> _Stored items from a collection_

————

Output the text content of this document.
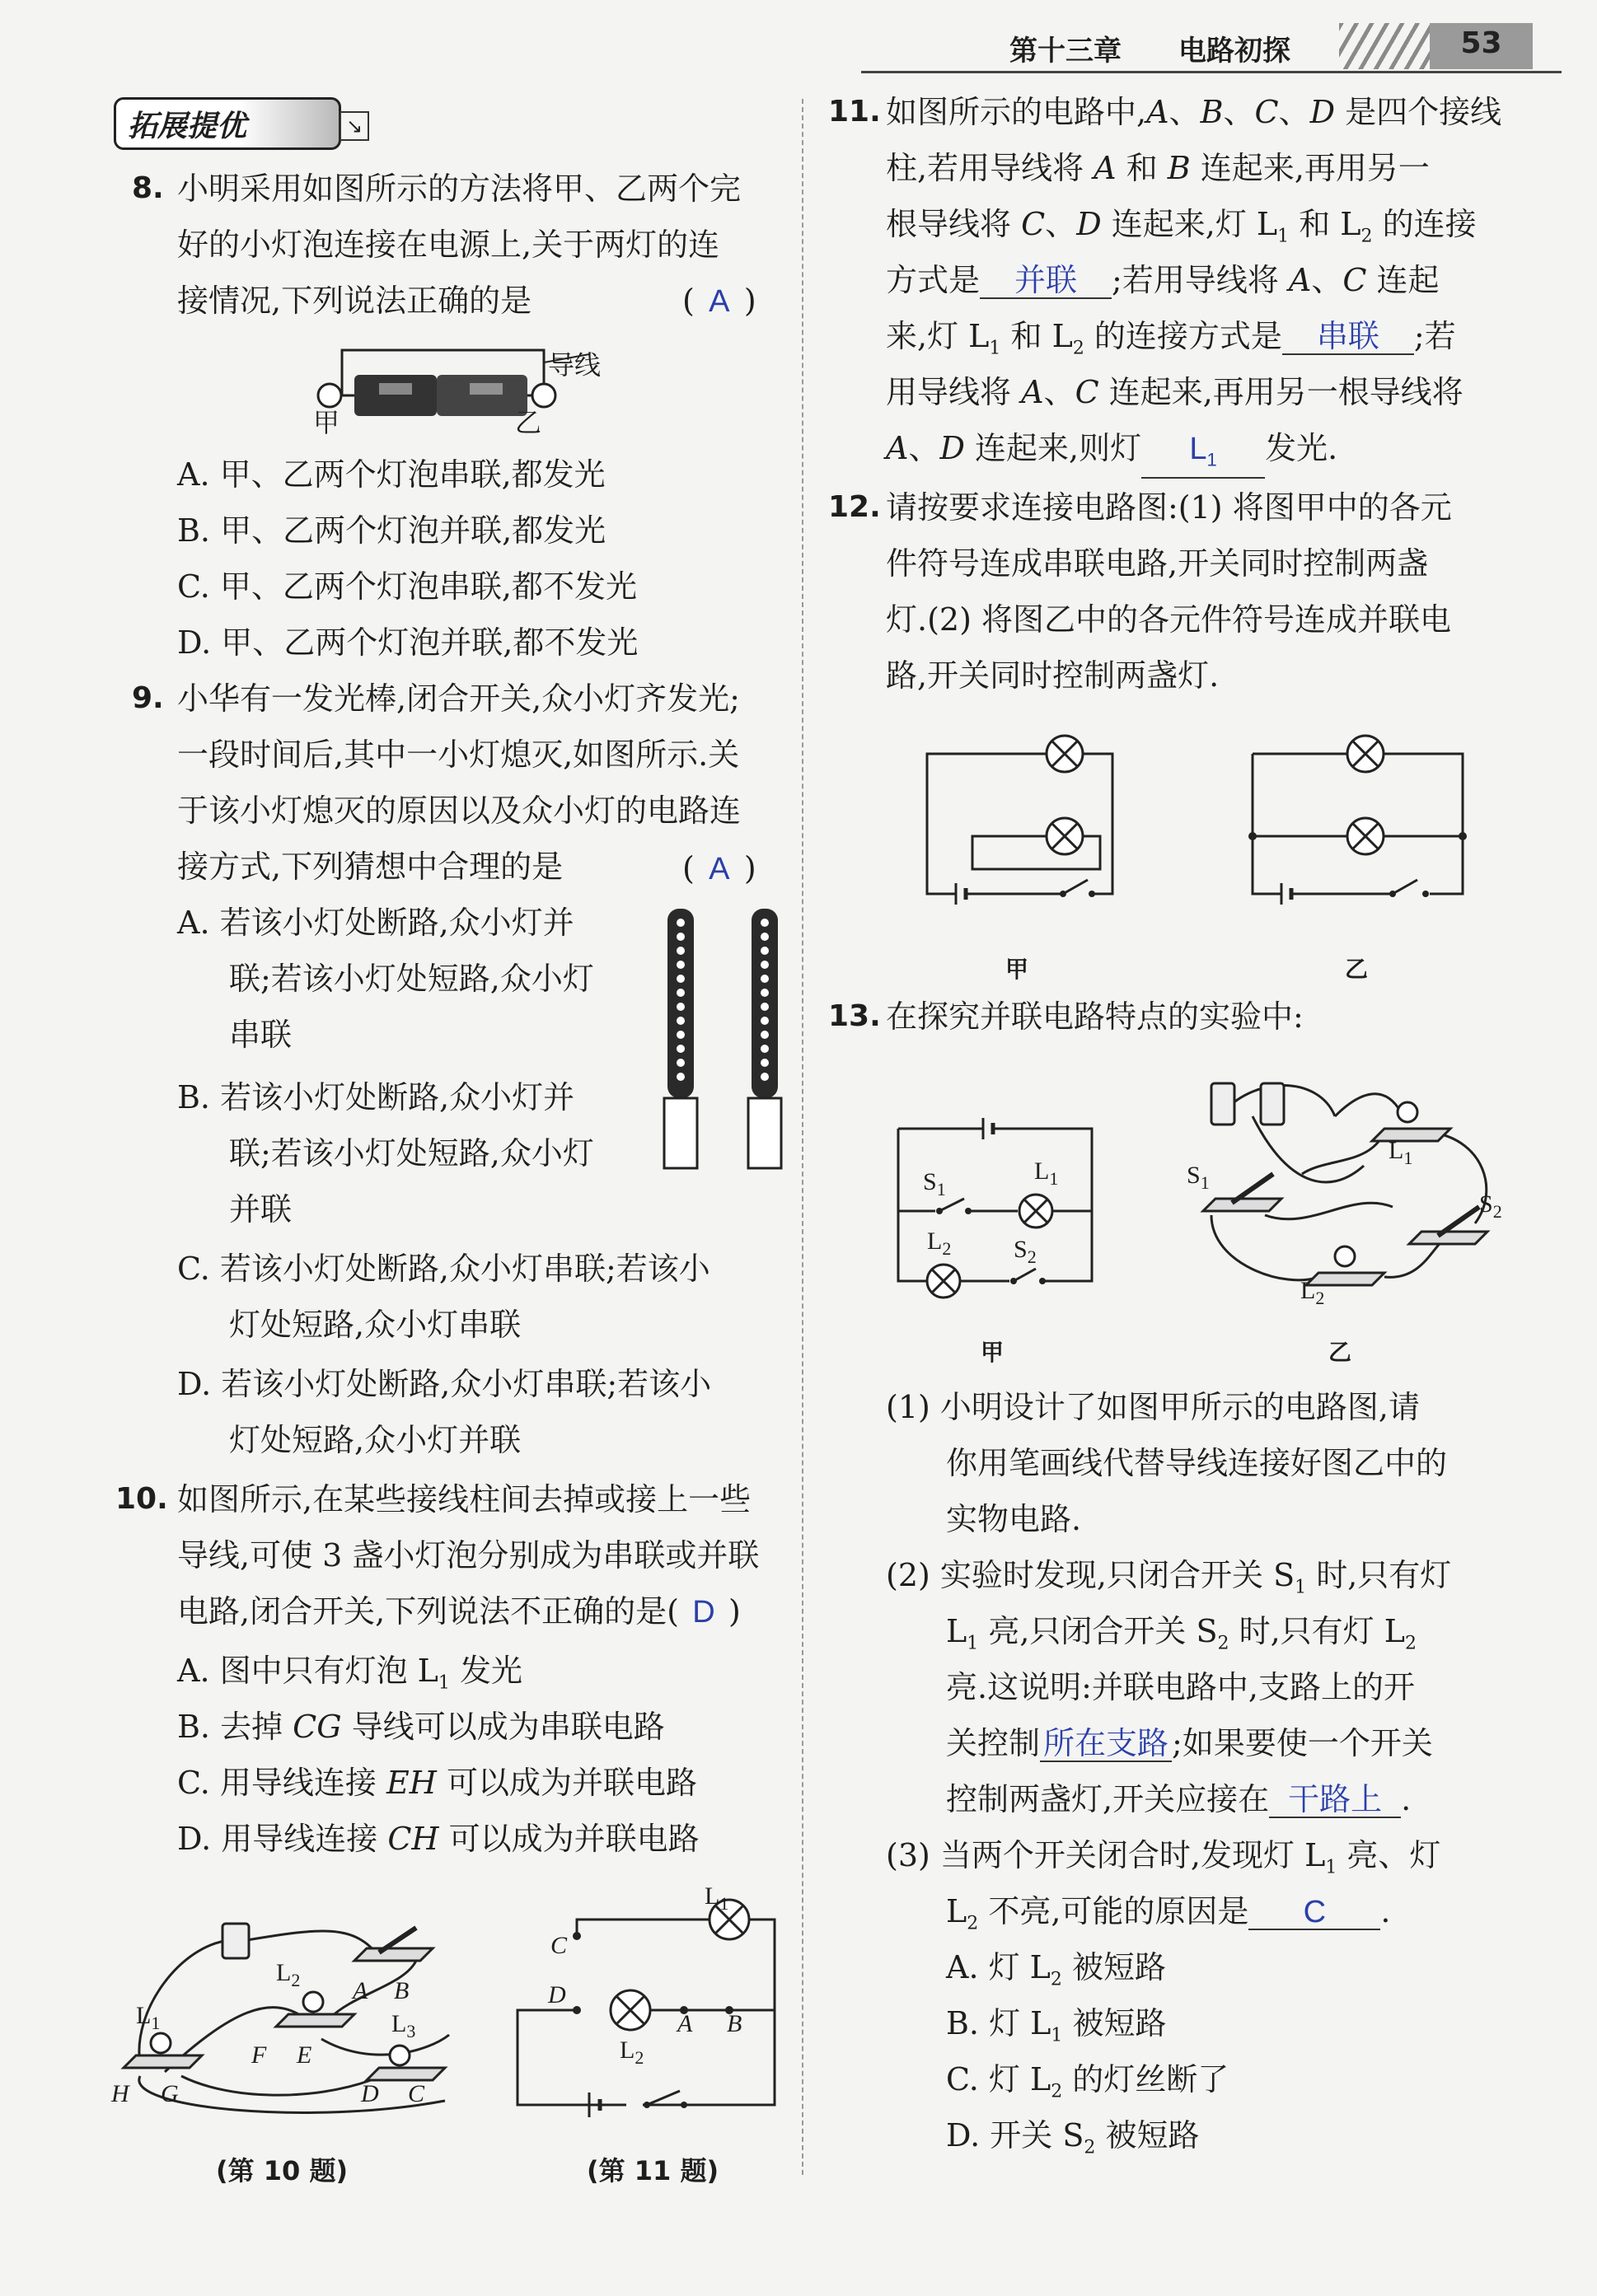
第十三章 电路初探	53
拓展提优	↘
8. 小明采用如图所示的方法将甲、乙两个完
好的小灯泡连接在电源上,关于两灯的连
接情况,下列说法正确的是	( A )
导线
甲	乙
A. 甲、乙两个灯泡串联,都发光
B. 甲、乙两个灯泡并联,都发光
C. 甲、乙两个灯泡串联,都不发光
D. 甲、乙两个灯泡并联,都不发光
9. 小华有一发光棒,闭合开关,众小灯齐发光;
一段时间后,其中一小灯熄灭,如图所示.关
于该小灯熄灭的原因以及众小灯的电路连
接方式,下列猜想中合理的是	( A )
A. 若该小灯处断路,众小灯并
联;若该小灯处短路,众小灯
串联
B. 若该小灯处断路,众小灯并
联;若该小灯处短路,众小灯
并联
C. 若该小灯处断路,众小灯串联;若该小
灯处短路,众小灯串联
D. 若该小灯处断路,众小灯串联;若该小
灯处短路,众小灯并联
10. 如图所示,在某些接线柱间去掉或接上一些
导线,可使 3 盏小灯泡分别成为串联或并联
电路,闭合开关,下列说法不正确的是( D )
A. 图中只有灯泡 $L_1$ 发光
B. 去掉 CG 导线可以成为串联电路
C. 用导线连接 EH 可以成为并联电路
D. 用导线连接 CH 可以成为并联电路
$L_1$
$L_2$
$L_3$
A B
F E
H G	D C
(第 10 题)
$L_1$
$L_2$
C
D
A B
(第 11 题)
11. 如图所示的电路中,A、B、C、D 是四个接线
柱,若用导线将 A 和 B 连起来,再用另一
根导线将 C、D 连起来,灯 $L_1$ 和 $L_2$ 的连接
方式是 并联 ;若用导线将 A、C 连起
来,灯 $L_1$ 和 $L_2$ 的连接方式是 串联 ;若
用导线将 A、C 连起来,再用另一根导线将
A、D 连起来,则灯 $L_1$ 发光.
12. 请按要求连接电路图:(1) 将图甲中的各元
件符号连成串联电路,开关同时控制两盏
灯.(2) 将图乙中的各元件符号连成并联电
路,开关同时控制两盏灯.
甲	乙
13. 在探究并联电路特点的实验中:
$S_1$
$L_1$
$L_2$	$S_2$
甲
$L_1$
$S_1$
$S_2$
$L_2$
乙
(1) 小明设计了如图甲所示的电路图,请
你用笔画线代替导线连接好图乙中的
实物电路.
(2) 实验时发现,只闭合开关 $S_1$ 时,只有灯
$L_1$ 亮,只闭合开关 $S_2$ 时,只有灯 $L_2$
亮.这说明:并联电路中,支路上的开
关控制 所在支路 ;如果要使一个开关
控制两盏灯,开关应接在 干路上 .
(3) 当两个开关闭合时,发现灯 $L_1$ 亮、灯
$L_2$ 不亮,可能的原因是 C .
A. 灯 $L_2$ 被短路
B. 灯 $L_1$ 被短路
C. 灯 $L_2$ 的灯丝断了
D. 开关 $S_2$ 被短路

————

> _EXERCISE OBJECTIVE_
Go back to the records above and write them out exactly, without the pictures.

> _ANSWER_
Output the text content of this document.
第十三章 电路初探	53
拓展提优	↘
8. 小明采用如图所示的方法将甲、乙两个完
好的小灯泡连接在电源上,关于两灯的连
接情况,下列说法正确的是	( A )
导线
甲	乙
A. 甲、乙两个灯泡串联,都发光
B. 甲、乙两个灯泡并联,都发光
C. 甲、乙两个灯泡串联,都不发光
D. 甲、乙两个灯泡并联,都不发光
9. 小华有一发光棒,闭合开关,众小灯齐发光;
一段时间后,其中一小灯熄灭,如图所示.关
于该小灯熄灭的原因以及众小灯的电路连
接方式,下列猜想中合理的是	( A )
A. 若该小灯处断路,众小灯并
联;若该小灯处短路,众小灯
串联
B. 若该小灯处断路,众小灯并
联;若该小灯处短路,众小灯
并联
C. 若该小灯处断路,众小灯串联;若该小
灯处短路,众小灯串联
D. 若该小灯处断路,众小灯串联;若该小
灯处短路,众小灯并联
10. 如图所示,在某些接线柱间去掉或接上一些
导线,可使 3 盏小灯泡分别成为串联或并联
电路,闭合开关,下列说法不正确的是( D )
A. 图中只有灯泡 $L_1$ 发光
B. 去掉 CG 导线可以成为串联电路
C. 用导线连接 EH 可以成为并联电路
D. 用导线连接 CH 可以成为并联电路
$L_1$
$L_2$
$L_3$
A B
F E
H G	D C
(第 10 题)
$L_1$
$L_2$
C
D
A B
(第 11 题)
11. 如图所示的电路中,A、B、C、D 是四个接线
柱,若用导线将 A 和 B 连起来,再用另一
根导线将 C、D 连起来,灯 $L_1$ 和 $L_2$ 的连接
方式是 并联 ;若用导线将 A、C 连起
来,灯 $L_1$ 和 $L_2$ 的连接方式是 串联 ;若
用导线将 A、C 连起来,再用另一根导线将
A、D 连起来,则灯 $L_1$ 发光.
12. 请按要求连接电路图:(1) 将图甲中的各元
件符号连成串联电路,开关同时控制两盏
灯.(2) 将图乙中的各元件符号连成并联电
路,开关同时控制两盏灯.
甲	乙
13. 在探究并联电路特点的实验中:
$S_1$
$L_1$
$L_2$	$S_2$
甲
$L_1$
$S_1$
$S_2$
$L_2$
乙
(1) 小明设计了如图甲所示的电路图,请
你用笔画线代替导线连接好图乙中的
实物电路.
(2) 实验时发现,只闭合开关 $S_1$ 时,只有灯
$L_1$ 亮,只闭合开关 $S_2$ 时,只有灯 $L_2$
亮.这说明:并联电路中,支路上的开
关控制 所在支路 ;如果要使一个开关
控制两盏灯,开关应接在 干路上 .
(3) 当两个开关闭合时,发现灯 $L_1$ 亮、灯
$L_2$ 不亮,可能的原因是 C .
A. 灯 $L_2$ 被短路
B. 灯 $L_1$ 被短路
C. 灯 $L_2$ 的灯丝断了
D. 开关 $S_2$ 被短路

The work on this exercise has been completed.